▶ _Material_:
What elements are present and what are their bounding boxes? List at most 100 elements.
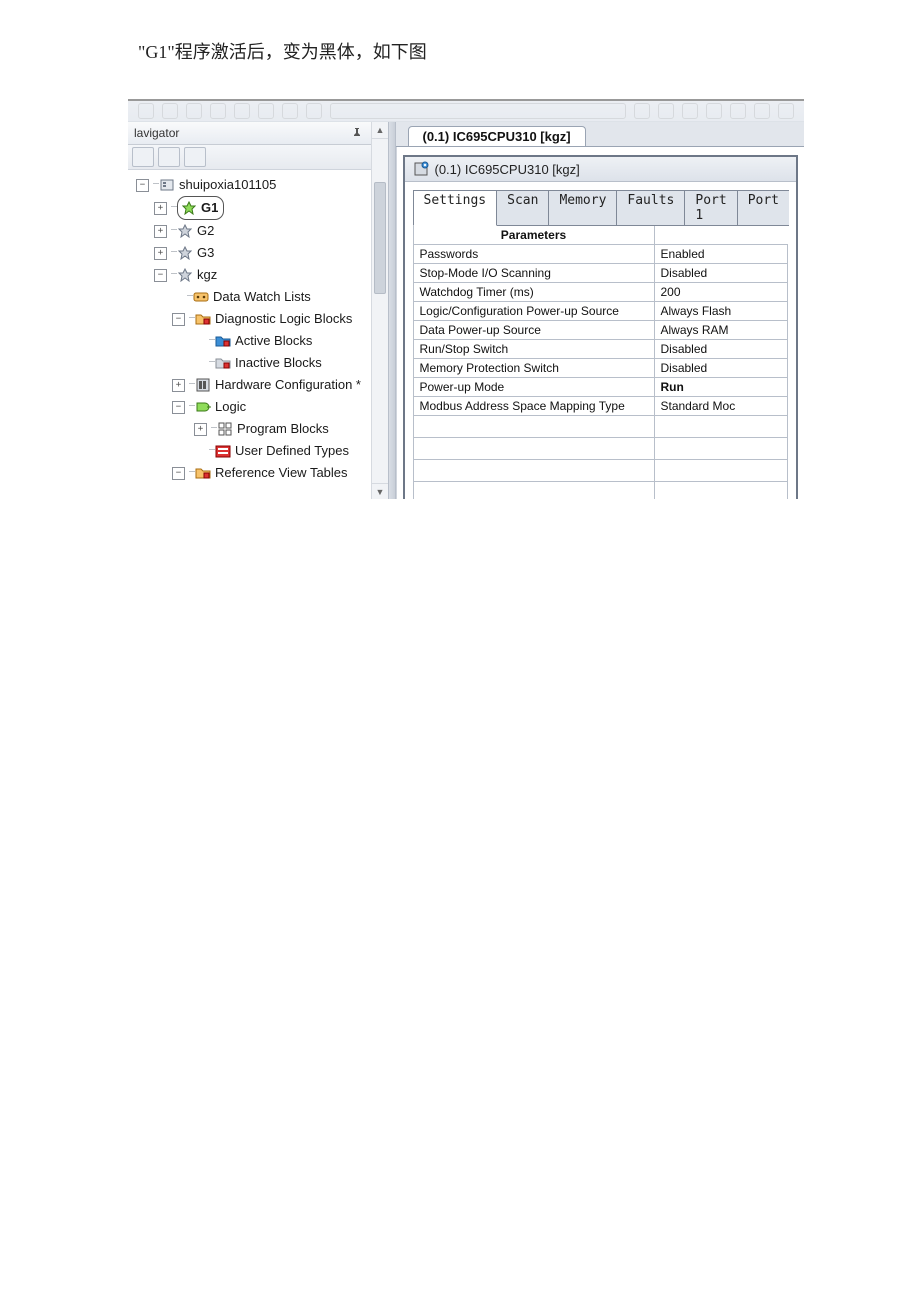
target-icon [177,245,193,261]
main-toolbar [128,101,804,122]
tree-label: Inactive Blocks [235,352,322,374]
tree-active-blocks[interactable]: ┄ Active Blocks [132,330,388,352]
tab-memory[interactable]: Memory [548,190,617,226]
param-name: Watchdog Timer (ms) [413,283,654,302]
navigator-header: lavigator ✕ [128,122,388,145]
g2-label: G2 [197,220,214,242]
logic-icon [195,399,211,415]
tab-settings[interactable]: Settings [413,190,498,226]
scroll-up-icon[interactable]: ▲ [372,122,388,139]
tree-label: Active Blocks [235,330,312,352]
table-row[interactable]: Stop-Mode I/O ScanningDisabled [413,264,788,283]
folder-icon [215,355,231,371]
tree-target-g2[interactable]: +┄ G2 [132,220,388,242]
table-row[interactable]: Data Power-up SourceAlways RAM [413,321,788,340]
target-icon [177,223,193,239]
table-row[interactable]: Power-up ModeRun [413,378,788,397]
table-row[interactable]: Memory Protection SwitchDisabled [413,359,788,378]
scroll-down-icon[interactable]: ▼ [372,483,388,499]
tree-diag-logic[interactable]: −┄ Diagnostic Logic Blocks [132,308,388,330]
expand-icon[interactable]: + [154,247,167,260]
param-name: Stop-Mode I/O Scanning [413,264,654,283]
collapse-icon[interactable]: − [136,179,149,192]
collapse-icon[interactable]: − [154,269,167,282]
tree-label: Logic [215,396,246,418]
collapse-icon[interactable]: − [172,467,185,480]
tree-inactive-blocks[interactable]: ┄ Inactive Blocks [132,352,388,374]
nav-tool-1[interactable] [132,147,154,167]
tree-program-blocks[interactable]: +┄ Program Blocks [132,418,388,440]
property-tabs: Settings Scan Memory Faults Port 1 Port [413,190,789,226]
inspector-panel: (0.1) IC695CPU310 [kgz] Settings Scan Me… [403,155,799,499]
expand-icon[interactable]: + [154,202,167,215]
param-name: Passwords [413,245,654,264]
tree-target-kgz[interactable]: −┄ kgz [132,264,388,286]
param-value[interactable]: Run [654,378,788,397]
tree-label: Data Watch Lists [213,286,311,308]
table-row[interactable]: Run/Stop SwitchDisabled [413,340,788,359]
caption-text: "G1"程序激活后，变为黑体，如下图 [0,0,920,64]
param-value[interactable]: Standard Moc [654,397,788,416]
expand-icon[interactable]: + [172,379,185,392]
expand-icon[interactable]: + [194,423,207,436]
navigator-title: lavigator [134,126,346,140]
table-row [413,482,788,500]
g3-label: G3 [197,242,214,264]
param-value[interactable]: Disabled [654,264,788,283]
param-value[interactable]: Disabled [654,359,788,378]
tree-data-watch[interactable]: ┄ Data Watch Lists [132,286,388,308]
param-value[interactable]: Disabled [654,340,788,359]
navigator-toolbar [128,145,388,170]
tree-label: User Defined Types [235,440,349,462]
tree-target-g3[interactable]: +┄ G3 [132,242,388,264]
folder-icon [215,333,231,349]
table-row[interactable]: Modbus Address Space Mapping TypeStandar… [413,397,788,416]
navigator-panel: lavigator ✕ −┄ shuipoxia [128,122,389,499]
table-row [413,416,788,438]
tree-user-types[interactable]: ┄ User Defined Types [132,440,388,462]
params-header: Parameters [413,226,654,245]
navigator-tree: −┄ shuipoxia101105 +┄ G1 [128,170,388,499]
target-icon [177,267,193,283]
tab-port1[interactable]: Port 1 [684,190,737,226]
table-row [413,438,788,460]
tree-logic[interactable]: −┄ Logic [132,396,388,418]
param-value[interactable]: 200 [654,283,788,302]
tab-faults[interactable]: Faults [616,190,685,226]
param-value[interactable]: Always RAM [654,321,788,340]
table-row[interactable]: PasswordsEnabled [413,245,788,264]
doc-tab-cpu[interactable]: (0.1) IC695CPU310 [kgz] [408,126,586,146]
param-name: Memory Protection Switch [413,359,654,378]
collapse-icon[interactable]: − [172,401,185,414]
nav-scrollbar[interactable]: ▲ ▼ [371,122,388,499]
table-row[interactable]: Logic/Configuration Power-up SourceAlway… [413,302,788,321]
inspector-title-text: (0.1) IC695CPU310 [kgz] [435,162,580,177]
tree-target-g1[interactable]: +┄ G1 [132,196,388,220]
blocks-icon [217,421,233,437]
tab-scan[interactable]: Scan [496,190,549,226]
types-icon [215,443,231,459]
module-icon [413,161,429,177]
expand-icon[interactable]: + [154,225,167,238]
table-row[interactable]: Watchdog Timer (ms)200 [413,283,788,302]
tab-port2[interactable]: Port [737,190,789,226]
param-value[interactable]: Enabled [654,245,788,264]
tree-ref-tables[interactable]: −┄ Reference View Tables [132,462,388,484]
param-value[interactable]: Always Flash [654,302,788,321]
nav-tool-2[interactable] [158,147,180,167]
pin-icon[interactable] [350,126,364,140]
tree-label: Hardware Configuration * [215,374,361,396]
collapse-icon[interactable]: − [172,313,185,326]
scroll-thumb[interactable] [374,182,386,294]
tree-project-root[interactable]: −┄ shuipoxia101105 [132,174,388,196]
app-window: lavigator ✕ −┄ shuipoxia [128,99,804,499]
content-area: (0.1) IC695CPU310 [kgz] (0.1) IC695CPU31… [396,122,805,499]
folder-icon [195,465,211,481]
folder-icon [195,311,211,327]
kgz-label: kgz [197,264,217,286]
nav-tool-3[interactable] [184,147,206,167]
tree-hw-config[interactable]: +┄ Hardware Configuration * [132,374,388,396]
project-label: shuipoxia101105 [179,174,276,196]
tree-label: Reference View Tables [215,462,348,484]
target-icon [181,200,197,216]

▶ _What to work on_:
Please copy every line above word for word, leaving the pictures out of your copy.

▶ _Response to the exercise_:
What elements are present and what are their bounding boxes? List at most 100 elements.
target-icon [177,245,193,261]
main-toolbar [128,101,804,122]
tree-label: Inactive Blocks [235,352,322,374]
tree-active-blocks[interactable]: ┄ Active Blocks [132,330,388,352]
tab-memory[interactable]: Memory [548,190,617,226]
param-name: Watchdog Timer (ms) [413,283,654,302]
navigator-header: lavigator ✕ [128,122,388,145]
g2-label: G2 [197,220,214,242]
logic-icon [195,399,211,415]
tab-settings[interactable]: Settings [413,190,498,226]
scroll-up-icon[interactable]: ▲ [372,122,388,139]
tree-label: Active Blocks [235,330,312,352]
table-row[interactable]: Stop-Mode I/O ScanningDisabled [413,264,788,283]
folder-icon [215,355,231,371]
tree-target-g2[interactable]: +┄ G2 [132,220,388,242]
table-row[interactable]: Data Power-up SourceAlways RAM [413,321,788,340]
target-icon [177,223,193,239]
table-row[interactable]: Power-up ModeRun [413,378,788,397]
table-row[interactable]: Memory Protection SwitchDisabled [413,359,788,378]
scroll-down-icon[interactable]: ▼ [372,483,388,499]
tree-diag-logic[interactable]: −┄ Diagnostic Logic Blocks [132,308,388,330]
expand-icon[interactable]: + [154,247,167,260]
param-name: Stop-Mode I/O Scanning [413,264,654,283]
collapse-icon[interactable]: − [136,179,149,192]
collapse-icon[interactable]: − [154,269,167,282]
tree-label: Logic [215,396,246,418]
collapse-icon[interactable]: − [172,467,185,480]
tree-inactive-blocks[interactable]: ┄ Inactive Blocks [132,352,388,374]
nav-tool-1[interactable] [132,147,154,167]
tree-program-blocks[interactable]: +┄ Program Blocks [132,418,388,440]
property-tabs: Settings Scan Memory Faults Port 1 Port [413,190,789,226]
inspector-panel: (0.1) IC695CPU310 [kgz] Settings Scan Me… [403,155,799,499]
expand-icon[interactable]: + [154,202,167,215]
param-name: Passwords [413,245,654,264]
tree-target-kgz[interactable]: −┄ kgz [132,264,388,286]
param-value[interactable]: Run [654,378,788,397]
tree-label: Data Watch Lists [213,286,311,308]
table-row[interactable]: Run/Stop SwitchDisabled [413,340,788,359]
caption-text: "G1"程序激活后，变为黑体，如下图 [0,0,920,64]
param-value[interactable]: Standard Moc [654,397,788,416]
expand-icon[interactable]: + [172,379,185,392]
expand-icon[interactable]: + [194,423,207,436]
navigator-title: lavigator [134,126,346,140]
table-row [413,482,788,500]
g3-label: G3 [197,242,214,264]
param-value[interactable]: Disabled [654,264,788,283]
param-value[interactable]: Disabled [654,359,788,378]
tree-data-watch[interactable]: ┄ Data Watch Lists [132,286,388,308]
param-value[interactable]: Disabled [654,340,788,359]
navigator-toolbar [128,145,388,170]
tree-label: User Defined Types [235,440,349,462]
tree-target-g3[interactable]: +┄ G3 [132,242,388,264]
folder-icon [215,333,231,349]
table-row[interactable]: Modbus Address Space Mapping TypeStandar… [413,397,788,416]
navigator-panel: lavigator ✕ −┄ shuipoxia [128,122,389,499]
table-row [413,416,788,438]
tree-user-types[interactable]: ┄ User Defined Types [132,440,388,462]
params-header: Parameters [413,226,654,245]
navigator-tree: −┄ shuipoxia101105 +┄ G1 [128,170,388,499]
target-icon [177,267,193,283]
tab-port1[interactable]: Port 1 [684,190,737,226]
table-row [413,438,788,460]
tree-logic[interactable]: −┄ Logic [132,396,388,418]
param-value[interactable]: 200 [654,283,788,302]
tab-faults[interactable]: Faults [616,190,685,226]
param-value[interactable]: Always RAM [654,321,788,340]
table-row[interactable]: PasswordsEnabled [413,245,788,264]
doc-tab-cpu[interactable]: (0.1) IC695CPU310 [kgz] [408,126,586,146]
param-name: Memory Protection Switch [413,359,654,378]
collapse-icon[interactable]: − [172,401,185,414]
nav-scrollbar[interactable]: ▲ ▼ [371,122,388,499]
table-row[interactable]: Logic/Configuration Power-up SourceAlway… [413,302,788,321]
inspector-title-text: (0.1) IC695CPU310 [kgz] [435,162,580,177]
tree-target-g1[interactable]: +┄ G1 [132,196,388,220]
blocks-icon [217,421,233,437]
tab-scan[interactable]: Scan [496,190,549,226]
types-icon [215,443,231,459]
module-icon [413,161,429,177]
expand-icon[interactable]: + [154,225,167,238]
table-row[interactable]: Watchdog Timer (ms)200 [413,283,788,302]
tab-port2[interactable]: Port [737,190,789,226]
param-value[interactable]: Enabled [654,245,788,264]
tree-ref-tables[interactable]: −┄ Reference View Tables [132,462,388,484]
param-value[interactable]: Always Flash [654,302,788,321]
nav-tool-2[interactable] [158,147,180,167]
pin-icon[interactable] [350,126,364,140]
tree-label: Hardware Configuration * [215,374,361,396]
collapse-icon[interactable]: − [172,313,185,326]
scroll-thumb[interactable] [374,182,386,294]
tree-project-root[interactable]: −┄ shuipoxia101105 [132,174,388,196]
app-window: lavigator ✕ −┄ shuipoxia [128,99,804,499]
content-area: (0.1) IC695CPU310 [kgz] (0.1) IC695CPU31… [396,122,805,499]
folder-icon [195,465,211,481]
folder-icon [195,311,211,327]
kgz-label: kgz [197,264,217,286]
nav-tool-3[interactable] [184,147,206,167]
tree-hw-config[interactable]: +┄ Hardware Configuration * [132,374,388,396]
project-label: shuipoxia101105 [179,174,276,196]
tree-label: Reference View Tables [215,462,348,484]
target-icon [181,200,197,216]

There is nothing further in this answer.